◆ Required work ◆
Take the entries below and print all of them exactly, please.
:::
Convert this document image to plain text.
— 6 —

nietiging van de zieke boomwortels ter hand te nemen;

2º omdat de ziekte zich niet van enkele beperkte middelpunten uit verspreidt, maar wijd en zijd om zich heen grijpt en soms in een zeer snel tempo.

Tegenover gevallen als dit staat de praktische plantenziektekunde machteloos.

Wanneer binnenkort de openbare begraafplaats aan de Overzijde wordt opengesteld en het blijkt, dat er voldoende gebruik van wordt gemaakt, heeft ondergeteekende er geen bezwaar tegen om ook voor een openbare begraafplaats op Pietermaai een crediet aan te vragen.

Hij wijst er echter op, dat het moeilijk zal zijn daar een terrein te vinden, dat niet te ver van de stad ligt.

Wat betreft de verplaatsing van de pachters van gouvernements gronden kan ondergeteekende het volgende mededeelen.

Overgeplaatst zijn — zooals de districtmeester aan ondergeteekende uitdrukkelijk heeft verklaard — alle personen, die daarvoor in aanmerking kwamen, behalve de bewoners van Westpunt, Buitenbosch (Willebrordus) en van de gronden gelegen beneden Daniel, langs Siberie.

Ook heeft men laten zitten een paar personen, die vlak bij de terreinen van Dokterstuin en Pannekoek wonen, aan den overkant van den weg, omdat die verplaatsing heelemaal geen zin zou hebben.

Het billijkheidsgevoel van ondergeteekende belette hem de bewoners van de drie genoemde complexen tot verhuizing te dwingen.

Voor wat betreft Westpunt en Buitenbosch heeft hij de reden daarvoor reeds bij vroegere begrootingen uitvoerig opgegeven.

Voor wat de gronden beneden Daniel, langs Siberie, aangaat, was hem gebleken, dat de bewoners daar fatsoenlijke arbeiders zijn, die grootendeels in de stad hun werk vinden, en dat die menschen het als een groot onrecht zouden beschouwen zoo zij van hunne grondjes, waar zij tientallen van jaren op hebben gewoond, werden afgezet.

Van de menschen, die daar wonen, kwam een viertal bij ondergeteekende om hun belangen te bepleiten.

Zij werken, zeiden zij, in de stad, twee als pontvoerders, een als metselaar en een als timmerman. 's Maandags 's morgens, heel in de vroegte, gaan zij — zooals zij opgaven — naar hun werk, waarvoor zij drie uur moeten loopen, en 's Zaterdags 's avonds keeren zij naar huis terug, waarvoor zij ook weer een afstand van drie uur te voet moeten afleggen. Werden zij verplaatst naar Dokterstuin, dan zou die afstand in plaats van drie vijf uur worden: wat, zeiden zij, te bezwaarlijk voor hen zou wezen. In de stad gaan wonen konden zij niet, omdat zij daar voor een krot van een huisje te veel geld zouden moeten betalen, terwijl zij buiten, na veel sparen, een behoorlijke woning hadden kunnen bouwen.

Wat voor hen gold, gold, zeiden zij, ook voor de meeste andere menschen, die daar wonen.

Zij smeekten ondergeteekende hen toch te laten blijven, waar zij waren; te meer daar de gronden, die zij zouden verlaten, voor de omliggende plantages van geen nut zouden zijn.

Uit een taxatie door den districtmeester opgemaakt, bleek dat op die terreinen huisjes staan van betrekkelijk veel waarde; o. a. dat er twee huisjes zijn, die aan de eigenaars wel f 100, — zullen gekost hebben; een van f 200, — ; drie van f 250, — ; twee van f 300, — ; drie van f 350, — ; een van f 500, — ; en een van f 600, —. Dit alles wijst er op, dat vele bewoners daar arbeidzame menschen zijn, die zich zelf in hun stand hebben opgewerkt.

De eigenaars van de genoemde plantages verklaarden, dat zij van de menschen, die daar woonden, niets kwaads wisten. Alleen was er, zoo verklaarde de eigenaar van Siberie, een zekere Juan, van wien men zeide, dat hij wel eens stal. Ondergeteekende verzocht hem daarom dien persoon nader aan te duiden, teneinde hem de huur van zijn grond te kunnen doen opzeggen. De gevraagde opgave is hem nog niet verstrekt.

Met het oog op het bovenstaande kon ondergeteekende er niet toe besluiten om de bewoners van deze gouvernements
:::
◆ Exercise response ◆
Convert this document image to plain text.
— 6 —

nietiging van de zieke boomwortels ter hand te nemen;

2º omdat de ziekte zich niet van enkele beperkte middelpunten uit verspreidt, maar wijd en zijd om zich heen grijpt en soms in een zeer snel tempo.

Tegenover gevallen als dit staat de praktische plantenziektekunde machteloos.

Wanneer binnenkort de openbare begraafplaats aan de Overzijde wordt opengesteld en het blijkt, dat er voldoende gebruik van wordt gemaakt, heeft ondergeteekende er geen bezwaar tegen om ook voor een openbare begraafplaats op Pietermaai een crediet aan te vragen.

Hij wijst er echter op, dat het moeilijk zal zijn daar een terrein te vinden, dat niet te ver van de stad ligt.

Wat betreft de verplaatsing van de pachters van gouvernements gronden kan ondergeteekende het volgende mededeelen.

Overgeplaatst zijn — zooals de districtmeester aan ondergeteekende uitdrukkelijk heeft verklaard — alle personen, die daarvoor in aanmerking kwamen, behalve de bewoners van Westpunt, Buitenbosch (Willebrordus) en van de gronden gelegen beneden Daniel, langs Siberie.

Ook heeft men laten zitten een paar personen, die vlak bij de terreinen van Dokterstuin en Pannekoek wonen, aan den overkant van den weg, omdat die verplaatsing heelemaal geen zin zou hebben.

Het billijkheidsgevoel van ondergeteekende belette hem de bewoners van de drie genoemde complexen tot verhuizing te dwingen.

Voor wat betreft Westpunt en Buitenbosch heeft hij de reden daarvoor reeds bij vroegere begrootingen uitvoerig opgegeven.

Voor wat de gronden beneden Daniel, langs Siberie, aangaat, was hem gebleken, dat de bewoners daar fatsoenlijke arbeiders zijn, die grootendeels in de stad hun werk vinden, en dat die menschen het als een groot onrecht zouden beschouwen zoo zij van hunne grondjes, waar zij tientallen van jaren op hebben gewoond, werden afgezet.

Van de menschen, die daar wonen, kwam een viertal bij ondergeteekende om hun belangen te bepleiten.

Zij werken, zeiden zij, in de stad, twee als pontvoerders, een als metselaar en een als timmerman. 's Maandags 's morgens, heel in de vroegte, gaan zij — zooals zij opgaven — naar hun werk, waarvoor zij drie uur moeten loopen, en 's Zaterdags 's avonds keeren zij naar huis terug, waarvoor zij ook weer een afstand van drie uur te voet moeten afleggen. Werden zij verplaatst naar Dokterstuin, dan zou die afstand in plaats van drie vijf uur worden: wat, zeiden zij, te bezwaarlijk voor hen zou wezen. In de stad gaan wonen konden zij niet, omdat zij daar voor een krot van een huisje te veel geld zouden moeten betalen, terwijl zij buiten, na veel sparen, een behoorlijke woning hadden kunnen bouwen.

Wat voor hen gold, gold, zeiden zij, ook voor de meeste andere menschen, die daar wonen.

Zij smeekten ondergeteekende hen toch te laten blijven, waar zij waren; te meer daar de gronden, die zij zouden verlaten, voor de omliggende plantages van geen nut zouden zijn.

Uit een taxatie door den districtmeester opgemaakt, bleek dat op die terreinen huisjes staan van betrekkelijk veel waarde; o. a. dat er twee huisjes zijn, die aan de eigenaars wel f 100, — zullen gekost hebben; een van f 200, — ; drie van f 250, — ; twee van f 300, — ; drie van f 350, — ; een van f 500, — ; en een van f 600, —. Dit alles wijst er op, dat vele bewoners daar arbeidzame menschen zijn, die zich zelf in hun stand hebben opgewerkt.

De eigenaars van de genoemde plantages verklaarden, dat zij van de menschen, die daar woonden, niets kwaads wisten. Alleen was er, zoo verklaarde de eigenaar van Siberie, een zekere Juan, van wien men zeide, dat hij wel eens stal. Ondergeteekende verzocht hem daarom dien persoon nader aan te duiden, teneinde hem de huur van zijn grond te kunnen doen opzeggen. De gevraagde opgave is hem nog niet verstrekt.

Met het oog op het bovenstaande kon ondergeteekende er niet toe besluiten om de bewoners van deze gouvernements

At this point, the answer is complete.